INPUT ROWS:
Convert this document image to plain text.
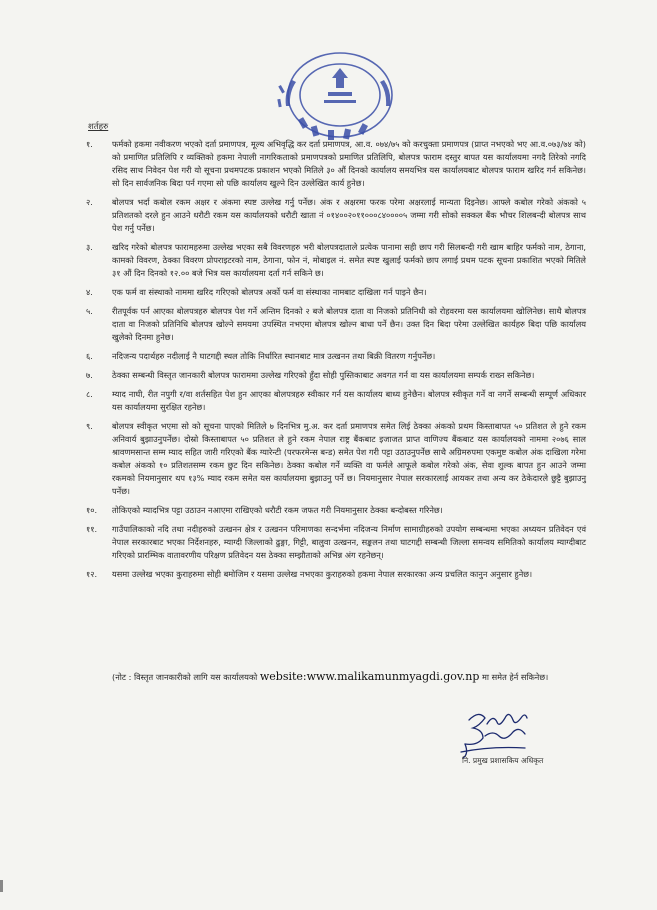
शर्तहरु
१.	फर्मको हकमा नवीकरण भएको दर्ता प्रमाणपत्र, मूल्य अभिवृद्धि कर दर्ता प्रमाणपत्र, आ.व. ०७४/७५ को करचुक्ता प्रमाणपत्र (प्राप्त नभएको भए आ.व.०७३/७४ को) को प्रमाणित प्रतिलिपि र व्यक्तिको हकमा नेपाली नागरिकताको प्रमाणपत्रको प्रमाणित प्रतिलिपि, बोलपत्र फाराम दस्तुर बापत यस कार्यालयमा नगदै तिरेको नगदि रसिद साथ निवेदन पेश गरी यो सूचना प्रथमपटक प्रकाशन भएको मितिले ३० औं दिनको कार्यालय समयभित्र यस कार्यालयबाट बोलपत्र फाराम खरिद गर्न सकिनेछ। सो दिन सार्वजनिक बिदा पर्न गएमा सो पछि कार्यालय खुल्ने दिन उल्लेखित कार्य हुनेछ।
२.	बोलपत्र भर्दा कबोल रकम अक्षर र अंकमा स्पष्ट उल्लेख गर्नु पर्नेछ। अंक र अक्षरमा फरक परेमा अक्षरलाई मान्यता दिइनेछ। आफ्ले कबोल गरेको अंकको ५ प्रतिशतको दरले हुन आउने धरौटी रकम यस कार्यालयको धरौटी खाता नं ०१४००२०११०००८४००००५ जम्मा गरी सोको सक्कल बैंक भौचर शिलबन्दी बोलपत्र साथ पेश गर्नु पर्नेछ।
३.	खरिद गरेको बोलपत्र फारामहरुमा उल्लेख भएका सबै विवरणहरु भरी बोलपत्रदाताले प्रत्येक पानामा सही छाप गरी सिलबन्दी गरी खाम बाहिर फर्मको नाम, ठेगाना, कामको विवरण, ठेक्का विवरण प्रोपराइटरको नाम, ठेगाना, फोन नं, मोबाइल नं. समेत स्पष्ट खुलाई फर्मको छाप लगाई प्रथम पटक सूचना प्रकाशित भएको मितिले ३१ औं दिन दिनको १२.०० बजे भित्र यस कार्यालयमा दर्ता गर्न सकिने छ।
४.	एक फर्म वा संस्थाको नाममा खरिद गरिएको बोलपत्र अर्को फर्म वा संस्थाका नामबाट दाखिला गर्न पाइने छैन।
५.	रीतपूर्वक पर्न आएका बोलपत्रहरु बोलपत्र पेश गर्ने अन्तिम दिनको २ बजे बोलपत्र दाता वा निजको प्रतिनिधी को रोहवरमा यस कार्यालयमा खोलिनेछ। साथै बोलपत्र दाता वा निजको प्रतिनिधि बोलपत्र खोल्ने समयमा उपस्थित नभएमा बोलपत्र खोल्न बाधा पर्ने छैन। उक्त दिन बिदा परेमा उल्लेखित कार्यहरु बिदा पछि कार्यालय खुलेको दिनमा हुनेछ।
६.	नदिजन्य पदार्थहरु नदीलाई नै घाटगद्दी स्थल तोकि निर्धारित स्थानबाट मात्र उत्खनन तथा बिक्री वितरण गर्नुपर्नेछ।
७.	ठेक्का सम्बन्धी विस्तृत जानकारी बोलपत्र फाराममा उल्लेख गरिएको हुँदा सोही पुस्तिकाबाट अवगत गर्न वा यस कार्यालयमा सम्पर्क राख्न सकिनेछ।
८.	म्याद नाघी, रीत नपुगी र/वा शर्तसहित पेश हुन आएका बोलपत्रहरु स्वीकार गर्न यस कार्यालय बाध्य हुनेछैन। बोलपत्र स्वीकृत गर्ने वा नगर्ने सम्बन्धी सम्पूर्ण अधिकार यस कार्यालयमा सुरक्षित रहनेछ।
९.	बोलपत्र स्वीकृत भएमा सो को सूचना पाएको मितिले ७ दिनभित्र मु.अ. कर दर्ता प्रमाणपत्र समेत लिई ठेक्का अंकको प्रथम किस्ताबापत ५० प्रतिशत ले हुने रकम अनिवार्य बुझाउनुपर्नेछ। दोस्रो किस्ताबापत ५० प्रतिशत ले हुने रकम नेपाल राष्ट्र बैंकबाट इजाजत प्राप्त वाणिज्य बैंकबाट यस कार्यालयको नाममा २०७६ साल श्रावणमसान्त सम्म म्याद सहित जारी गरिएको बैंक ग्यारेन्टी (परफरमेन्स बन्ड) समेत पेश गरी पट्टा उठाउनुपर्नेछ साथै अग्रिमरुपमा एकमुष्ट कबोल अंक दाखिला गरेमा कबोल अंकको १० प्रतिशतसम्म रकम छुट दिन सकिनेछ। ठेक्का कबोल गर्ने व्यक्ति वा फर्मले आफूले कबोल गरेको अंक, सेवा शुल्क बापत हुन आउने जम्मा रकमको नियमानुसार थप १३% म्याद रकम समेत यस कार्यालयमा बुझाउनु पर्ने छ। नियमानुसार नेपाल सरकारलाई आयकर तथा अन्य कर ठेकेदारले छुट्टै बुझाउनु पर्नेछ।
१०.	तोकिएको म्यादभित्र पट्टा उठाउन नआएमा राखिएको धरौटी रकम जफत गरी नियमानुसार ठेक्का बन्दोबस्त गरिनेछ।
११.	गाउँपालिकाको नदि तथा नदीहरुको उत्खनन क्षेत्र र उत्खनन परिमाणका सन्दर्भमा नदिजन्य निर्माण सामाग्रीहरुको उपयोग सम्बन्धमा भएका अध्ययन प्रतिवेदन एवं नेपाल सरकारबाट भएका निर्देशनहरु, म्याग्दी जिल्लाको ढुङ्गा, गिट्टी, बालुवा उत्खनन, सङ्कलन तथा घाटगद्दी सम्बन्धी जिल्ला समन्वय समितिको कार्यालय म्याग्दीबाट गरिएको प्रारम्भिक वातावरणीय परिक्षण प्रतिवेदन यस ठेक्का सम्झौताको अभिन्न अंग रहनेछन्।
१२.	यसमा उल्लेख भएका कुराहरुमा सोही बमोजिम र यसमा उल्लेख नभएका कुराहरुको हकमा नेपाल सरकारका अन्य प्रचलित कानुन अनुसार हुनेछ।
(नोट : विस्तृत जानकारीको लागि यस कार्यालयको website:www.malikamunmyagdi.gov.np मा समेत हेर्न सकिनेछ।
नि. प्रमुख प्रशासकिय अधिकृत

THE EXERCISE: Repeat the listing above exactly, with no pictures.

SOLUTION BELOW:
Convert this document image to plain text.
शर्तहरु
१.	फर्मको हकमा नवीकरण भएको दर्ता प्रमाणपत्र, मूल्य अभिवृद्धि कर दर्ता प्रमाणपत्र, आ.व. ०७४/७५ को करचुक्ता प्रमाणपत्र (प्राप्त नभएको भए आ.व.०७३/७४ को) को प्रमाणित प्रतिलिपि र व्यक्तिको हकमा नेपाली नागरिकताको प्रमाणपत्रको प्रमाणित प्रतिलिपि, बोलपत्र फाराम दस्तुर बापत यस कार्यालयमा नगदै तिरेको नगदि रसिद साथ निवेदन पेश गरी यो सूचना प्रथमपटक प्रकाशन भएको मितिले ३० औं दिनको कार्यालय समयभित्र यस कार्यालयबाट बोलपत्र फाराम खरिद गर्न सकिनेछ। सो दिन सार्वजनिक बिदा पर्न गएमा सो पछि कार्यालय खुल्ने दिन उल्लेखित कार्य हुनेछ।
२.	बोलपत्र भर्दा कबोल रकम अक्षर र अंकमा स्पष्ट उल्लेख गर्नु पर्नेछ। अंक र अक्षरमा फरक परेमा अक्षरलाई मान्यता दिइनेछ। आफ्ले कबोल गरेको अंकको ५ प्रतिशतको दरले हुन आउने धरौटी रकम यस कार्यालयको धरौटी खाता नं ०१४००२०११०००८४००००५ जम्मा गरी सोको सक्कल बैंक भौचर शिलबन्दी बोलपत्र साथ पेश गर्नु पर्नेछ।
३.	खरिद गरेको बोलपत्र फारामहरुमा उल्लेख भएका सबै विवरणहरु भरी बोलपत्रदाताले प्रत्येक पानामा सही छाप गरी सिलबन्दी गरी खाम बाहिर फर्मको नाम, ठेगाना, कामको विवरण, ठेक्का विवरण प्रोपराइटरको नाम, ठेगाना, फोन नं, मोबाइल नं. समेत स्पष्ट खुलाई फर्मको छाप लगाई प्रथम पटक सूचना प्रकाशित भएको मितिले ३१ औं दिन दिनको १२.०० बजे भित्र यस कार्यालयमा दर्ता गर्न सकिने छ।
४.	एक फर्म वा संस्थाको नाममा खरिद गरिएको बोलपत्र अर्को फर्म वा संस्थाका नामबाट दाखिला गर्न पाइने छैन।
५.	रीतपूर्वक पर्न आएका बोलपत्रहरु बोलपत्र पेश गर्ने अन्तिम दिनको २ बजे बोलपत्र दाता वा निजको प्रतिनिधी को रोहवरमा यस कार्यालयमा खोलिनेछ। साथै बोलपत्र दाता वा निजको प्रतिनिधि बोलपत्र खोल्ने समयमा उपस्थित नभएमा बोलपत्र खोल्न बाधा पर्ने छैन। उक्त दिन बिदा परेमा उल्लेखित कार्यहरु बिदा पछि कार्यालय खुलेको दिनमा हुनेछ।
६.	नदिजन्य पदार्थहरु नदीलाई नै घाटगद्दी स्थल तोकि निर्धारित स्थानबाट मात्र उत्खनन तथा बिक्री वितरण गर्नुपर्नेछ।
७.	ठेक्का सम्बन्धी विस्तृत जानकारी बोलपत्र फाराममा उल्लेख गरिएको हुँदा सोही पुस्तिकाबाट अवगत गर्न वा यस कार्यालयमा सम्पर्क राख्न सकिनेछ।
८.	म्याद नाघी, रीत नपुगी र/वा शर्तसहित पेश हुन आएका बोलपत्रहरु स्वीकार गर्न यस कार्यालय बाध्य हुनेछैन। बोलपत्र स्वीकृत गर्ने वा नगर्ने सम्बन्धी सम्पूर्ण अधिकार यस कार्यालयमा सुरक्षित रहनेछ।
९.	बोलपत्र स्वीकृत भएमा सो को सूचना पाएको मितिले ७ दिनभित्र मु.अ. कर दर्ता प्रमाणपत्र समेत लिई ठेक्का अंकको प्रथम किस्ताबापत ५० प्रतिशत ले हुने रकम अनिवार्य बुझाउनुपर्नेछ। दोस्रो किस्ताबापत ५० प्रतिशत ले हुने रकम नेपाल राष्ट्र बैंकबाट इजाजत प्राप्त वाणिज्य बैंकबाट यस कार्यालयको नाममा २०७६ साल श्रावणमसान्त सम्म म्याद सहित जारी गरिएको बैंक ग्यारेन्टी (परफरमेन्स बन्ड) समेत पेश गरी पट्टा उठाउनुपर्नेछ साथै अग्रिमरुपमा एकमुष्ट कबोल अंक दाखिला गरेमा कबोल अंकको १० प्रतिशतसम्म रकम छुट दिन सकिनेछ। ठेक्का कबोल गर्ने व्यक्ति वा फर्मले आफूले कबोल गरेको अंक, सेवा शुल्क बापत हुन आउने जम्मा रकमको नियमानुसार थप १३% म्याद रकम समेत यस कार्यालयमा बुझाउनु पर्ने छ। नियमानुसार नेपाल सरकारलाई आयकर तथा अन्य कर ठेकेदारले छुट्टै बुझाउनु पर्नेछ।
१०.	तोकिएको म्यादभित्र पट्टा उठाउन नआएमा राखिएको धरौटी रकम जफत गरी नियमानुसार ठेक्का बन्दोबस्त गरिनेछ।
११.	गाउँपालिकाको नदि तथा नदीहरुको उत्खनन क्षेत्र र उत्खनन परिमाणका सन्दर्भमा नदिजन्य निर्माण सामाग्रीहरुको उपयोग सम्बन्धमा भएका अध्ययन प्रतिवेदन एवं नेपाल सरकारबाट भएका निर्देशनहरु, म्याग्दी जिल्लाको ढुङ्गा, गिट्टी, बालुवा उत्खनन, सङ्कलन तथा घाटगद्दी सम्बन्धी जिल्ला समन्वय समितिको कार्यालय म्याग्दीबाट गरिएको प्रारम्भिक वातावरणीय परिक्षण प्रतिवेदन यस ठेक्का सम्झौताको अभिन्न अंग रहनेछन्।
१२.	यसमा उल्लेख भएका कुराहरुमा सोही बमोजिम र यसमा उल्लेख नभएका कुराहरुको हकमा नेपाल सरकारका अन्य प्रचलित कानुन अनुसार हुनेछ।
(नोट : विस्तृत जानकारीको लागि यस कार्यालयको website:www.malikamunmyagdi.gov.np मा समेत हेर्न सकिनेछ।
नि. प्रमुख प्रशासकिय अधिकृत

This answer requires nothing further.